Stated exercise: Gather all lines containing the string "locusts" and copy them out.

— begin —

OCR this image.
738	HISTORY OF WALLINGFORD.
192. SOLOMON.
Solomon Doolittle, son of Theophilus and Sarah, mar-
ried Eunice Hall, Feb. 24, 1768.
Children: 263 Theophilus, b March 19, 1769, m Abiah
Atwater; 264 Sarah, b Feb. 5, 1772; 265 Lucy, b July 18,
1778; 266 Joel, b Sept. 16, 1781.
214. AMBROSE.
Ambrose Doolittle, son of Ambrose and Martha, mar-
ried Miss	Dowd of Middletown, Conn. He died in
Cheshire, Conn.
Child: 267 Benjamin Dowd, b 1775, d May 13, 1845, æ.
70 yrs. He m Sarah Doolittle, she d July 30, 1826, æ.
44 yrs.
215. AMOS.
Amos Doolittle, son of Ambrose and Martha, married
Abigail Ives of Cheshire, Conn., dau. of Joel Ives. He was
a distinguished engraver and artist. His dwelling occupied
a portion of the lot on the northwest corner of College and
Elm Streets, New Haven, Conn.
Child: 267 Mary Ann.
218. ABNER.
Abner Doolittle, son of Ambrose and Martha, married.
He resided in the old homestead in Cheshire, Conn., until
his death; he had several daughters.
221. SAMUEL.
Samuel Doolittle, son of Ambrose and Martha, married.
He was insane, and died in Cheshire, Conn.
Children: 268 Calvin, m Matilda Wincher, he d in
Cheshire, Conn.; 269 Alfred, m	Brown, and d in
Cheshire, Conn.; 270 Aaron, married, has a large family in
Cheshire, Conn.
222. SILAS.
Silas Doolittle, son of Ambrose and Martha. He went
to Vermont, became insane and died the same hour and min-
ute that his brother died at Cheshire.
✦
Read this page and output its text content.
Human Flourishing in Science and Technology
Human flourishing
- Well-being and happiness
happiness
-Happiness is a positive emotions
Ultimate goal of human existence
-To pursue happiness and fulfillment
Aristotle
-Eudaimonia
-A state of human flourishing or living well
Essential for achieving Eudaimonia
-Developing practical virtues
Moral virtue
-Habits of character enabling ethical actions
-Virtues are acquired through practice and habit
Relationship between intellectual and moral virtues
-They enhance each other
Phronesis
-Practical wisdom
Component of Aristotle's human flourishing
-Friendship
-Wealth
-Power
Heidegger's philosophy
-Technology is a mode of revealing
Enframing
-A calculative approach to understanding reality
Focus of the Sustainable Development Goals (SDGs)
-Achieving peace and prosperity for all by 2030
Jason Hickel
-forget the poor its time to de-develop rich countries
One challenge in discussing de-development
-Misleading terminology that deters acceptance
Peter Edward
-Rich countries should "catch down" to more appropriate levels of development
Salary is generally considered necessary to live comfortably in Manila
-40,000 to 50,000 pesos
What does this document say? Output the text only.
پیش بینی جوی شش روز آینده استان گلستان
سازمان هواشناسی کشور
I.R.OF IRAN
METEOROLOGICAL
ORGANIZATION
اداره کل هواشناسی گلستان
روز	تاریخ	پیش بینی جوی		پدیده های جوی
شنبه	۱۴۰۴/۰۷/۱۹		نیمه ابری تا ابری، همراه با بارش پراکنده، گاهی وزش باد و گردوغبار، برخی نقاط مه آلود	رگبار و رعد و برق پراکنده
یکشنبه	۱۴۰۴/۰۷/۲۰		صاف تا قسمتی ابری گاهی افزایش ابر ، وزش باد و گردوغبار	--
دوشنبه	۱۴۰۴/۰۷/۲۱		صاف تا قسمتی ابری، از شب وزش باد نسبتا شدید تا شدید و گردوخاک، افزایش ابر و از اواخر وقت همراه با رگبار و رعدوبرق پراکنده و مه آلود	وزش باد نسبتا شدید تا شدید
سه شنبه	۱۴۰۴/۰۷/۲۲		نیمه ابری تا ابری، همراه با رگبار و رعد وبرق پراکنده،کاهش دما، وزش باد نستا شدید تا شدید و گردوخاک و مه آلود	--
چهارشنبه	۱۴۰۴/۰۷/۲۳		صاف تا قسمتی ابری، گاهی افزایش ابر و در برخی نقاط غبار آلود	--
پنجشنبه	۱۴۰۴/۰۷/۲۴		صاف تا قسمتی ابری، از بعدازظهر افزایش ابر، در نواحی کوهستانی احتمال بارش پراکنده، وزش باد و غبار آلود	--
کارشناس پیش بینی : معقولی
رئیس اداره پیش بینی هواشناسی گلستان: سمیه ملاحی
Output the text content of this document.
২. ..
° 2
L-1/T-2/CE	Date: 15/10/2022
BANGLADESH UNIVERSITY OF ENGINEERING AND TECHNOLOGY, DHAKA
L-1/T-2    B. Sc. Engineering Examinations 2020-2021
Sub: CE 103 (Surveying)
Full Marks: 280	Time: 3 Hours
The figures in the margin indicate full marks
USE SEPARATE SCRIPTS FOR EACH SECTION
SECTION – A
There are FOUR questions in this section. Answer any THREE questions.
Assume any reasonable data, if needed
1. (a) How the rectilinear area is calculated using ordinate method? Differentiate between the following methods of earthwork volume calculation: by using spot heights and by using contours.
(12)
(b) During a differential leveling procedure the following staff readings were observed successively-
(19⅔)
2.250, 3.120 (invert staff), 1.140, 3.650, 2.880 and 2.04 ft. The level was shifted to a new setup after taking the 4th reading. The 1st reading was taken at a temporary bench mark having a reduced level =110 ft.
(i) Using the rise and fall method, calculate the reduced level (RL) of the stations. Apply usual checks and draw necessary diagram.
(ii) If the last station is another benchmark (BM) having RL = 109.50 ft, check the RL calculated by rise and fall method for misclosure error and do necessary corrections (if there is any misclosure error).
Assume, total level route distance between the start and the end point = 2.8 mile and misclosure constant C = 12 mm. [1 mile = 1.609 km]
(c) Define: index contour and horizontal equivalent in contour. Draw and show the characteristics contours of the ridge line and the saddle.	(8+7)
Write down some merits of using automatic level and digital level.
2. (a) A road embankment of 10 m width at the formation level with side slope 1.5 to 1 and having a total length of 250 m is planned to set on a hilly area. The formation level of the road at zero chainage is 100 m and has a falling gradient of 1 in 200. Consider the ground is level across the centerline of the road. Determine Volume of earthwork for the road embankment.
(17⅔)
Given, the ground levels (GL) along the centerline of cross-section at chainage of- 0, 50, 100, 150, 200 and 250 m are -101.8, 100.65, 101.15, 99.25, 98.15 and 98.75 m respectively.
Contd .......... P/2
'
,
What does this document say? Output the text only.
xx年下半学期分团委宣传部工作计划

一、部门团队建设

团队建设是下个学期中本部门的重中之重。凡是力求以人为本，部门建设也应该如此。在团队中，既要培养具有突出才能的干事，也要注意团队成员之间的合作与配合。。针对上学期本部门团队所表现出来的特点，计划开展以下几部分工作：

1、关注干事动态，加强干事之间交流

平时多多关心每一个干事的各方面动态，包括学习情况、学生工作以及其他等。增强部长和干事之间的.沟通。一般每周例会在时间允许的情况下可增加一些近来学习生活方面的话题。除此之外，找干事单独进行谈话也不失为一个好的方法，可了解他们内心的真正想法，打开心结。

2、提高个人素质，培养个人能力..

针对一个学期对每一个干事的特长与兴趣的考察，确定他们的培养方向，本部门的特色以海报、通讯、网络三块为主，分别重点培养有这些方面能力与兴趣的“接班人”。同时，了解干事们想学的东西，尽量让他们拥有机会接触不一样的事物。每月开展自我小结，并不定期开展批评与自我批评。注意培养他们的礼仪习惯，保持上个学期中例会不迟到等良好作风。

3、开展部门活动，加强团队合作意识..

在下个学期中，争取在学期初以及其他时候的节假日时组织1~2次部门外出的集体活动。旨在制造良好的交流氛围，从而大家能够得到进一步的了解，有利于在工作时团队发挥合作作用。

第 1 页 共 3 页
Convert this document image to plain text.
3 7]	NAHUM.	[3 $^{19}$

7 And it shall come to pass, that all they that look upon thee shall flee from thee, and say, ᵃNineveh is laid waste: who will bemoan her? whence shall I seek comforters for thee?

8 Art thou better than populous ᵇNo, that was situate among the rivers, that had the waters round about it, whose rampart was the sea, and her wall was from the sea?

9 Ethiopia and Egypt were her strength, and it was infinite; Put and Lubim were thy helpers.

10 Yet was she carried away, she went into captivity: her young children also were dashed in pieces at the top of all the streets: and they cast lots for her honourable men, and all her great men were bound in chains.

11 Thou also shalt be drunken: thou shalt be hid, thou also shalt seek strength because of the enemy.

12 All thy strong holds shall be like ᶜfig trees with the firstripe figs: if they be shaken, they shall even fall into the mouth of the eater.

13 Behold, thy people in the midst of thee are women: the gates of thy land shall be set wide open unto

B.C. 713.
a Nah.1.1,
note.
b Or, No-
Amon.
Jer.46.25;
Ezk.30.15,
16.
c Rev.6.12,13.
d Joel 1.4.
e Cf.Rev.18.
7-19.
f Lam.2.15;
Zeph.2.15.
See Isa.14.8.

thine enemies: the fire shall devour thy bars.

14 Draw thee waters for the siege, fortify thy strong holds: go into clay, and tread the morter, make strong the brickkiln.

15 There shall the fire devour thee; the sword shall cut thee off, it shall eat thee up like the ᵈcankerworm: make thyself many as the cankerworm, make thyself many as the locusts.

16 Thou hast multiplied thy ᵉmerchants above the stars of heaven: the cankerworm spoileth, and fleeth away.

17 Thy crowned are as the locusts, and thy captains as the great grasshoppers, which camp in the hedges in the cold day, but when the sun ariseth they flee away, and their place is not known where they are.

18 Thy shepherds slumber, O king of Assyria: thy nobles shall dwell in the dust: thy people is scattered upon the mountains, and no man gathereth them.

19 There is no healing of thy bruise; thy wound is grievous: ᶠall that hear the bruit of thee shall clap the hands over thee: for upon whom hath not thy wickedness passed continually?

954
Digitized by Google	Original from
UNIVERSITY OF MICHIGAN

— end —

Output of the task:
15 There shall the fire devour thee; the sword shall cut thee off, it shall eat thee up like the ᵈcankerworm: make thyself many as the cankerworm, make thyself many as the locusts.
17 Thy crowned are as the locusts, and thy captains as the great grasshoppers, which camp in the hedges in the cold day, but when the sun ariseth they flee away, and their place is not known where they are.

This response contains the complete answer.